**Written instruction**
Give an exact copy of every line, leaving images out.

**Stored records**
==*==

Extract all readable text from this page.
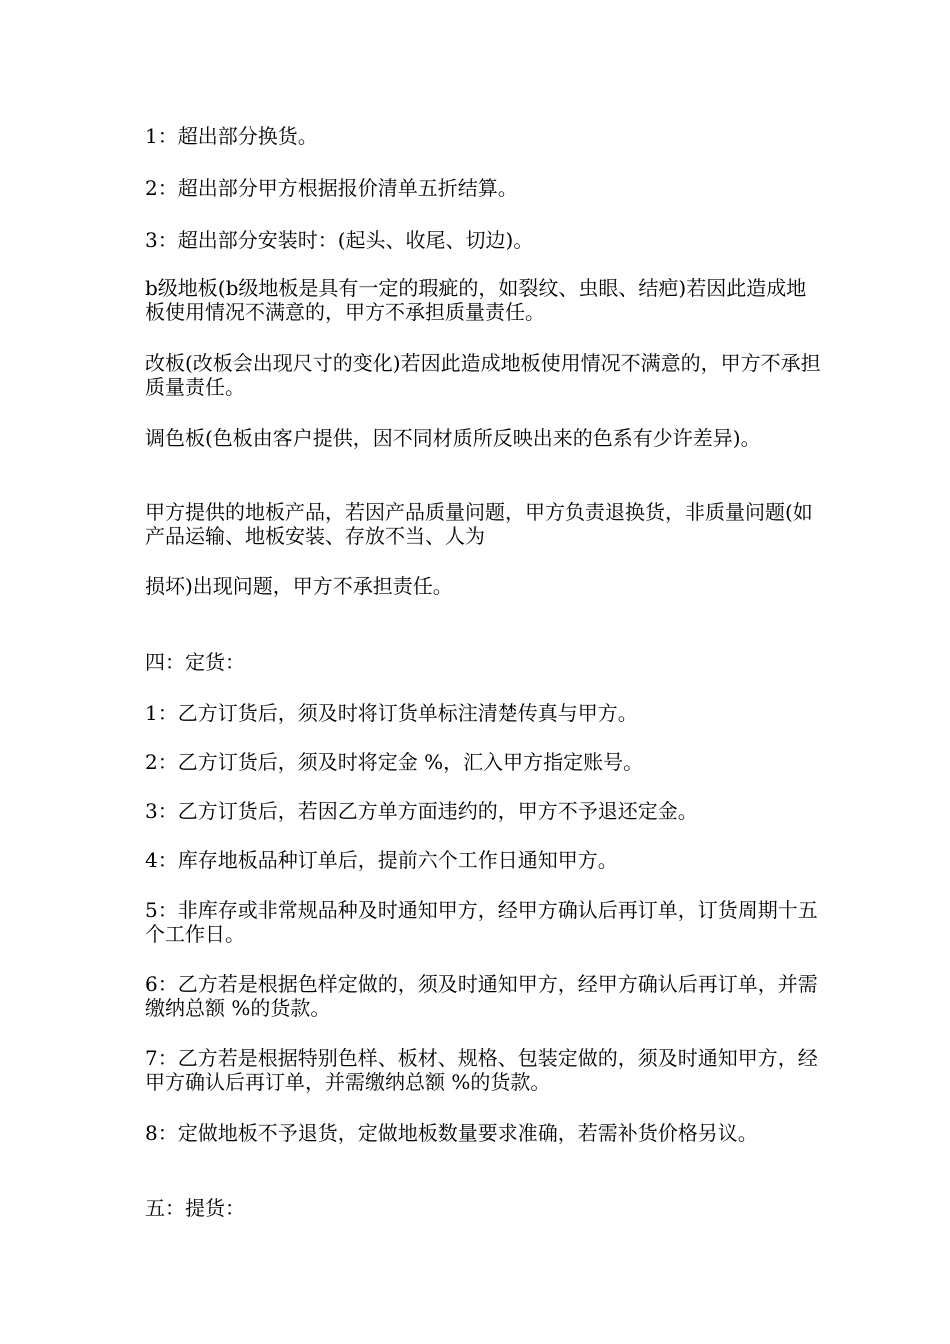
1：超出部分换货。
2：超出部分甲方根据报价清单五折结算。
3：超出部分安装时：(起头、收尾、切边)。
b级地板(b级地板是具有一定的瑕疵的，如裂纹、虫眼、结疤)若因此造成地板使用情况不满意的，甲方不承担质量责任。
改板(改板会出现尺寸的变化)若因此造成地板使用情况不满意的，甲方不承担质量责任。
调色板(色板由客户提供，因不同材质所反映出来的色系有少许差异)。
甲方提供的地板产品，若因产品质量问题，甲方负责退换货，非质量问题(如产品运输、地板安装、存放不当、人为
损坏)出现问题，甲方不承担责任。
四：定货：
1：乙方订货后，须及时将订货单标注清楚传真与甲方。
2：乙方订货后，须及时将定金 %，汇入甲方指定账号。
3：乙方订货后，若因乙方单方面违约的，甲方不予退还定金。
4：库存地板品种订单后，提前六个工作日通知甲方。
5：非库存或非常规品种及时通知甲方，经甲方确认后再订单，订货周期十五个工作日。
6：乙方若是根据色样定做的，须及时通知甲方，经甲方确认后再订单，并需缴纳总额 %的货款。
7：乙方若是根据特别色样、板材、规格、包装定做的，须及时通知甲方，经甲方确认后再订单，并需缴纳总额 %的货款。
8：定做地板不予退货，定做地板数量要求准确，若需补货价格另议。
五：提货：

==*==

**Output for this task**
Extract all readable text from this page.
1：超出部分换货。
2：超出部分甲方根据报价清单五折结算。
3：超出部分安装时：(起头、收尾、切边)。
b级地板(b级地板是具有一定的瑕疵的，如裂纹、虫眼、结疤)若因此造成地板使用情况不满意的，甲方不承担质量责任。
改板(改板会出现尺寸的变化)若因此造成地板使用情况不满意的，甲方不承担质量责任。
调色板(色板由客户提供，因不同材质所反映出来的色系有少许差异)。
甲方提供的地板产品，若因产品质量问题，甲方负责退换货，非质量问题(如产品运输、地板安装、存放不当、人为
损坏)出现问题，甲方不承担责任。
四：定货：
1：乙方订货后，须及时将订货单标注清楚传真与甲方。
2：乙方订货后，须及时将定金 %，汇入甲方指定账号。
3：乙方订货后，若因乙方单方面违约的，甲方不予退还定金。
4：库存地板品种订单后，提前六个工作日通知甲方。
5：非库存或非常规品种及时通知甲方，经甲方确认后再订单，订货周期十五个工作日。
6：乙方若是根据色样定做的，须及时通知甲方，经甲方确认后再订单，并需缴纳总额 %的货款。
7：乙方若是根据特别色样、板材、规格、包装定做的，须及时通知甲方，经甲方确认后再订单，并需缴纳总额 %的货款。
8：定做地板不予退货，定做地板数量要求准确，若需补货价格另议。
五：提货：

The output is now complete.